=== Task description ===
Reproduce the material word for word; the images stay out.

▼

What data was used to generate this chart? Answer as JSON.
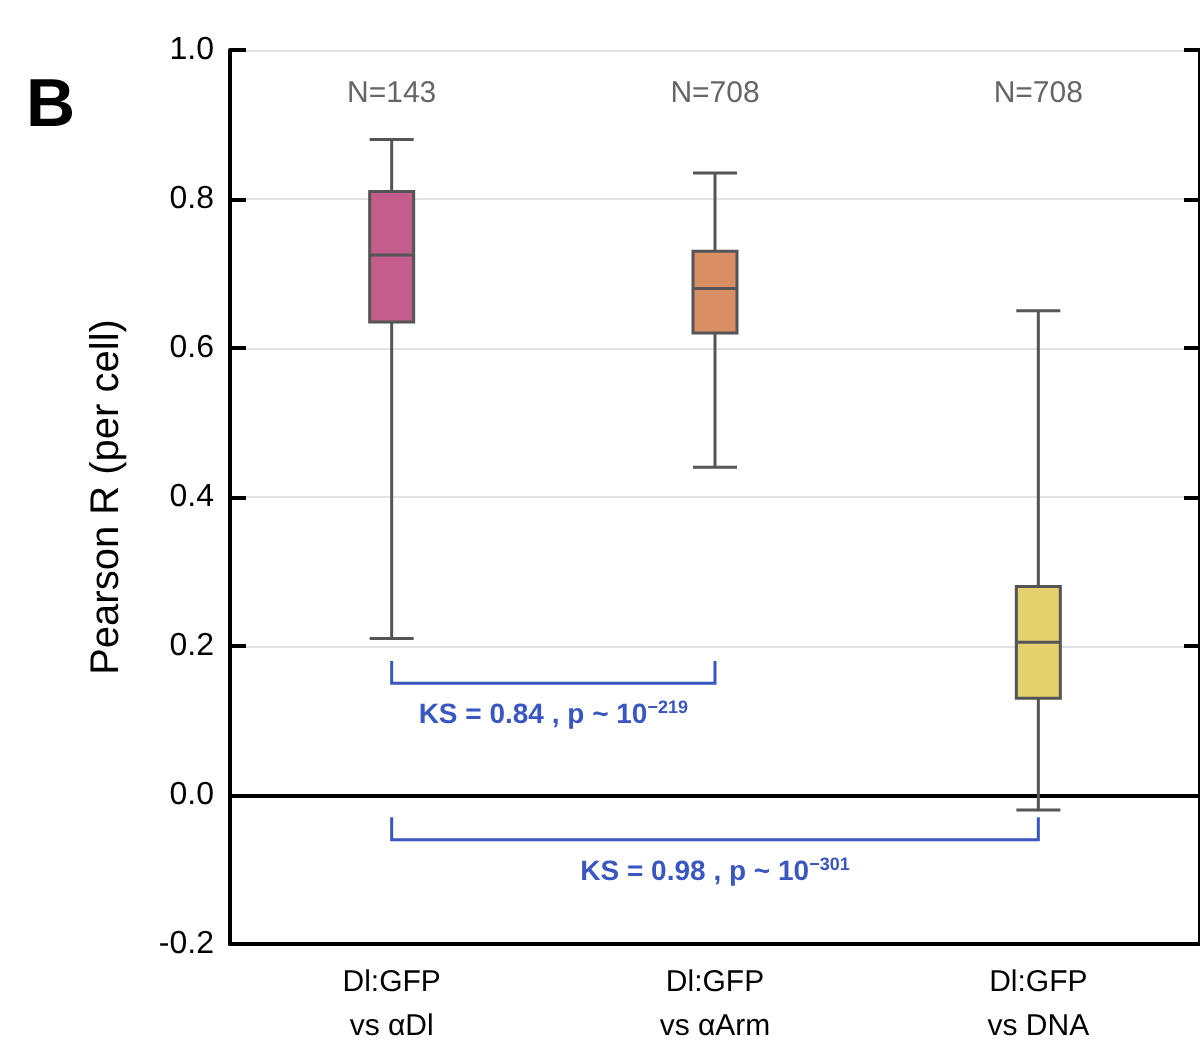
{
  "chart_data": {
    "type": "box",
    "title": "B",
    "ylabel": "Pearson R (per cell)",
    "categories": [
      "Dl:GFP\nvs αDl",
      "Dl:GFP\nvs αArm",
      "Dl:GFP\nvs DNA"
    ],
    "boxes": [
      {
        "low": 0.21,
        "q1": 0.635,
        "median": 0.725,
        "q3": 0.81,
        "high": 0.88
      },
      {
        "low": 0.44,
        "q1": 0.62,
        "median": 0.68,
        "q3": 0.73,
        "high": 0.835
      },
      {
        "low": -0.02,
        "q1": 0.13,
        "median": 0.205,
        "q3": 0.28,
        "high": 0.65
      }
    ],
    "colors": [
      "#c45d8c",
      "#d98f66",
      "#e5d06e"
    ],
    "ylim": [
      -0.2,
      1.0
    ],
    "yticks": [
      {
        "value": -0.2,
        "label": "-0.2"
      },
      {
        "value": 0,
        "label": "0.0"
      },
      {
        "value": 0.2,
        "label": "0.2"
      },
      {
        "value": 0.4,
        "label": "0.4"
      },
      {
        "value": 0.6,
        "label": "0.6"
      },
      {
        "value": 0.8,
        "label": "0.8"
      },
      {
        "value": 1,
        "label": "1.0"
      }
    ],
    "grid": "y",
    "annotations": [
      "N=143",
      "N=708",
      "N=708",
      "KS = 0.84 , p ~ 10$^{−219}$",
      "KS = 0.98 , p ~ 10$^{−301}$"
    ]
  }
}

▲

=== Exercise output ===
What data was used to generate this chart? Answer as JSON.
{
  "chart_data": {
    "type": "box",
    "title": "B",
    "ylabel": "Pearson R (per cell)",
    "categories": [
      "Dl:GFP\nvs αDl",
      "Dl:GFP\nvs αArm",
      "Dl:GFP\nvs DNA"
    ],
    "boxes": [
      {
        "low": 0.21,
        "q1": 0.635,
        "median": 0.725,
        "q3": 0.81,
        "high": 0.88
      },
      {
        "low": 0.44,
        "q1": 0.62,
        "median": 0.68,
        "q3": 0.73,
        "high": 0.835
      },
      {
        "low": -0.02,
        "q1": 0.13,
        "median": 0.205,
        "q3": 0.28,
        "high": 0.65
      }
    ],
    "colors": [
      "#c45d8c",
      "#d98f66",
      "#e5d06e"
    ],
    "ylim": [
      -0.2,
      1.0
    ],
    "yticks": [
      {
        "value": -0.2,
        "label": "-0.2"
      },
      {
        "value": 0,
        "label": "0.0"
      },
      {
        "value": 0.2,
        "label": "0.2"
      },
      {
        "value": 0.4,
        "label": "0.4"
      },
      {
        "value": 0.6,
        "label": "0.6"
      },
      {
        "value": 0.8,
        "label": "0.8"
      },
      {
        "value": 1,
        "label": "1.0"
      }
    ],
    "grid": "y",
    "annotations": [
      "N=143",
      "N=708",
      "N=708",
      "KS = 0.84 , p ~ 10$^{−219}$",
      "KS = 0.98 , p ~ 10$^{−301}$"
    ]
  }
}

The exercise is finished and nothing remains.